§ Request: Check every line for the word "such" and give the number of lines where it occurs, nothing else.

§ Records provided:
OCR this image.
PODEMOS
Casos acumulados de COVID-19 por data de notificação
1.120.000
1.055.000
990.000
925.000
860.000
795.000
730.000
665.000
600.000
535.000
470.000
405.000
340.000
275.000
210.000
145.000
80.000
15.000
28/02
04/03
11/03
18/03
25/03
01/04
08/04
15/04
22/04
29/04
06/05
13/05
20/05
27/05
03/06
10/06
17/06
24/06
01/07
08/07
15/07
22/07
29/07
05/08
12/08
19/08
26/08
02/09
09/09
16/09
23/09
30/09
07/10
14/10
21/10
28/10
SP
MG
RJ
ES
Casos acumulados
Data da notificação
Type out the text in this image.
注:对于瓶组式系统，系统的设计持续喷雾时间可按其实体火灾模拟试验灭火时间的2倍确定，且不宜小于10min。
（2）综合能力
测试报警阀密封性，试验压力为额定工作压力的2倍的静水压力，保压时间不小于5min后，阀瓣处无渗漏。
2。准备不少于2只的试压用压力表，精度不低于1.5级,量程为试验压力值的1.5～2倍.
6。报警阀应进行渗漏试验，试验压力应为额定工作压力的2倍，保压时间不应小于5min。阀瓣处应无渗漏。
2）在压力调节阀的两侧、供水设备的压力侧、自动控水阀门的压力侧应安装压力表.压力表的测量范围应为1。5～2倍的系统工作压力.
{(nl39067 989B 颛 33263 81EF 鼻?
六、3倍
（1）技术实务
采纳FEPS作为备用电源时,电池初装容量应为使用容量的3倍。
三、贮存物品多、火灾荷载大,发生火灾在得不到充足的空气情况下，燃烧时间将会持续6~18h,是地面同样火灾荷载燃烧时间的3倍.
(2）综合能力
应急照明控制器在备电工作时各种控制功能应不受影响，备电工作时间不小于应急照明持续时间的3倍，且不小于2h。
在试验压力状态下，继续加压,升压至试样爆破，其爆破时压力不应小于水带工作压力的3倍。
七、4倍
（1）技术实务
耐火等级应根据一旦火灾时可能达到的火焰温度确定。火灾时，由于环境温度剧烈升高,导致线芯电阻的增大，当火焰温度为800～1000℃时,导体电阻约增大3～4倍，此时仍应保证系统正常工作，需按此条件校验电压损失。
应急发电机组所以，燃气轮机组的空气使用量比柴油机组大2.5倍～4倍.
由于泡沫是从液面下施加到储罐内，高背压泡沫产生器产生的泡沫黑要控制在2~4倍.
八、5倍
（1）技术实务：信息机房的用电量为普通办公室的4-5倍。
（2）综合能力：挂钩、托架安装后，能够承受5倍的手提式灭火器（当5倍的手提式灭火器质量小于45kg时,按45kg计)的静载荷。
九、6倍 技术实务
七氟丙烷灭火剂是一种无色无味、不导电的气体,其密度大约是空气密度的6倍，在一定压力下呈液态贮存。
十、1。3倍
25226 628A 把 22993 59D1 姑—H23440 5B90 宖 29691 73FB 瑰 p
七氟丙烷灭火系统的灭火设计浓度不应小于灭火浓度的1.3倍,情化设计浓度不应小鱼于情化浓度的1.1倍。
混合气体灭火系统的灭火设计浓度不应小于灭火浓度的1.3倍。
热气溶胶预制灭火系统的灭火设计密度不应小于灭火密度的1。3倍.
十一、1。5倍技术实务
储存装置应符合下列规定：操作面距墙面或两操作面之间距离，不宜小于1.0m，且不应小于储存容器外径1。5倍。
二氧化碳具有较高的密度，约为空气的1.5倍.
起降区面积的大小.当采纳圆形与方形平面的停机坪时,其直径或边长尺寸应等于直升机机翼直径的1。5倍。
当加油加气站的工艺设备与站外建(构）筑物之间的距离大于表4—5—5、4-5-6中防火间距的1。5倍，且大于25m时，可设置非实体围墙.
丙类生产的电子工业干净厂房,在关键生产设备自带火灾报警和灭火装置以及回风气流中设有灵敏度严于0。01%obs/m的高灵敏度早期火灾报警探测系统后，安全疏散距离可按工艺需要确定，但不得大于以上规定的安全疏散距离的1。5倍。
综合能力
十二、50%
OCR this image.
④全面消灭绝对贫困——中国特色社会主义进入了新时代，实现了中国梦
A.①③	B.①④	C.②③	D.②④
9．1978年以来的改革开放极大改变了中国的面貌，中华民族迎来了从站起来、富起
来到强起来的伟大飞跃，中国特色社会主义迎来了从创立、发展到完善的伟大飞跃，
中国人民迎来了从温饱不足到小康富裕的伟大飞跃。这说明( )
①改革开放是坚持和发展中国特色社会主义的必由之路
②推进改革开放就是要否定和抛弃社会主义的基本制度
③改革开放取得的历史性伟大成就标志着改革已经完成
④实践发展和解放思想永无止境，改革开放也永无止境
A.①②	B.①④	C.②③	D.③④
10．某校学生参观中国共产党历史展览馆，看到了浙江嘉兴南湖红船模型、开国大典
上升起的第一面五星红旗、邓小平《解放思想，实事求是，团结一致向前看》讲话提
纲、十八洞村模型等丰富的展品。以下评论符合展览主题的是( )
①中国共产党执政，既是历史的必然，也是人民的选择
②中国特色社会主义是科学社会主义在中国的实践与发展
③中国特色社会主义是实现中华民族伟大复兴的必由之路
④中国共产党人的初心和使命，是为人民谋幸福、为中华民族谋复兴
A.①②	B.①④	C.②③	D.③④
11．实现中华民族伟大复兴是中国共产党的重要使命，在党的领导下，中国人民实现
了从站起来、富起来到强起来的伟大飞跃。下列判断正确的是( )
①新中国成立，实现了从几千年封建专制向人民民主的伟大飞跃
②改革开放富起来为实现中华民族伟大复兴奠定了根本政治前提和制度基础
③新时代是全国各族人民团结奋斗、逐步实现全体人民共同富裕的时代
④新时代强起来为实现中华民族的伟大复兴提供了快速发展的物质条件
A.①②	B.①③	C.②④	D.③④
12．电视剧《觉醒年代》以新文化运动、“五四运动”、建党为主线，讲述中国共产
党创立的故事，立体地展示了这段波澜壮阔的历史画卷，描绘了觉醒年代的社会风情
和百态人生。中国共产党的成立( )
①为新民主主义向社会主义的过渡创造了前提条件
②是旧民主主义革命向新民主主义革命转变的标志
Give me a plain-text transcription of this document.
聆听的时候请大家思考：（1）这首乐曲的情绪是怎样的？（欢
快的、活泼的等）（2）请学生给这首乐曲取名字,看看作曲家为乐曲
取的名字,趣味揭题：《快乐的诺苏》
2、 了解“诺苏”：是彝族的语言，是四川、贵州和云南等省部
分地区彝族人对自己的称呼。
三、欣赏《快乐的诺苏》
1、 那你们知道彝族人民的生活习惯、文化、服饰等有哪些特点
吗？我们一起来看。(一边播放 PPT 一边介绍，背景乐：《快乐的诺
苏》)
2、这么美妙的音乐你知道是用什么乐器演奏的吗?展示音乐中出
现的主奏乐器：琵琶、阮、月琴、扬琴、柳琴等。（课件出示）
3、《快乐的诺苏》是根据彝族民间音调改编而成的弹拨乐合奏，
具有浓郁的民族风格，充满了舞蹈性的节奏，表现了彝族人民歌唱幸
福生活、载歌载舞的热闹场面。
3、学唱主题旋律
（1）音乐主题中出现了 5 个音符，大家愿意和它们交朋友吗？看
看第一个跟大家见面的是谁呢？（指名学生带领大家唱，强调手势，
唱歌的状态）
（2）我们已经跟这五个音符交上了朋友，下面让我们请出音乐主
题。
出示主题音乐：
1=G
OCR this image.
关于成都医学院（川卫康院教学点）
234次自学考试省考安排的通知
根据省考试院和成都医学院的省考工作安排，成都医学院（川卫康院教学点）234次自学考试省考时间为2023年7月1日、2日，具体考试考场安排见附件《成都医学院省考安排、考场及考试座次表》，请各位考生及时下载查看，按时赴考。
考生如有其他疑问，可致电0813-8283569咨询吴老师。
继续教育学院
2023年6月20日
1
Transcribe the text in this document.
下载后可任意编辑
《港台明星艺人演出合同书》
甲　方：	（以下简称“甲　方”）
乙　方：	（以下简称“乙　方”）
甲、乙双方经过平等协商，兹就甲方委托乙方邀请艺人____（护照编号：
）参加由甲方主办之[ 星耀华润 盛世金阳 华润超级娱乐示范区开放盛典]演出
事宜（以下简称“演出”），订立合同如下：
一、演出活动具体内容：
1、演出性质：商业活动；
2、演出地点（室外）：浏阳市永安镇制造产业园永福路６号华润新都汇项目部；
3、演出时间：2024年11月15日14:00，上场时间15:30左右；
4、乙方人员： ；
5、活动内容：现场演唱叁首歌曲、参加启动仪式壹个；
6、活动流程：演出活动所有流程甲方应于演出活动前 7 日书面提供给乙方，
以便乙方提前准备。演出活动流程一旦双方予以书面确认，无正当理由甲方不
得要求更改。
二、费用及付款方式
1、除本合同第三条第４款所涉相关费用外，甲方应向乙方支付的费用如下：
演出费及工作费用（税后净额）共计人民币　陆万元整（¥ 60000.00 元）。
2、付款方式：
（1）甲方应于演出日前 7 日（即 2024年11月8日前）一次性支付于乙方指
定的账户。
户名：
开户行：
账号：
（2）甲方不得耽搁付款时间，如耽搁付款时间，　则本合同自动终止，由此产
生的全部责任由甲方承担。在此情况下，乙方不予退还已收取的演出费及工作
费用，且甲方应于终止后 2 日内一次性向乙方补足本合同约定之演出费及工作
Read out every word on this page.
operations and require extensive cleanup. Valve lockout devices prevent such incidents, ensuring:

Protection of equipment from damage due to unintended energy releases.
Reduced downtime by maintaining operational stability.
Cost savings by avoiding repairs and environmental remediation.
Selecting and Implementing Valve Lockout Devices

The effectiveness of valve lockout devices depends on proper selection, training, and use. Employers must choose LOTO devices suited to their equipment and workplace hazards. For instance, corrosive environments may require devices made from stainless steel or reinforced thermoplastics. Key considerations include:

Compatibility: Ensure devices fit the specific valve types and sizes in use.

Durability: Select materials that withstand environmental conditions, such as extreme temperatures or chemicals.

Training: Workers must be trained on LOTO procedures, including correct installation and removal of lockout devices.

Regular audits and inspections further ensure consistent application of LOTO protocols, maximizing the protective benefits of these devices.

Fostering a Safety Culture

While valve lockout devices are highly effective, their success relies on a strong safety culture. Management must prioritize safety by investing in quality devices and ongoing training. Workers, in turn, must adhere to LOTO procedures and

§ Solution for this task: 2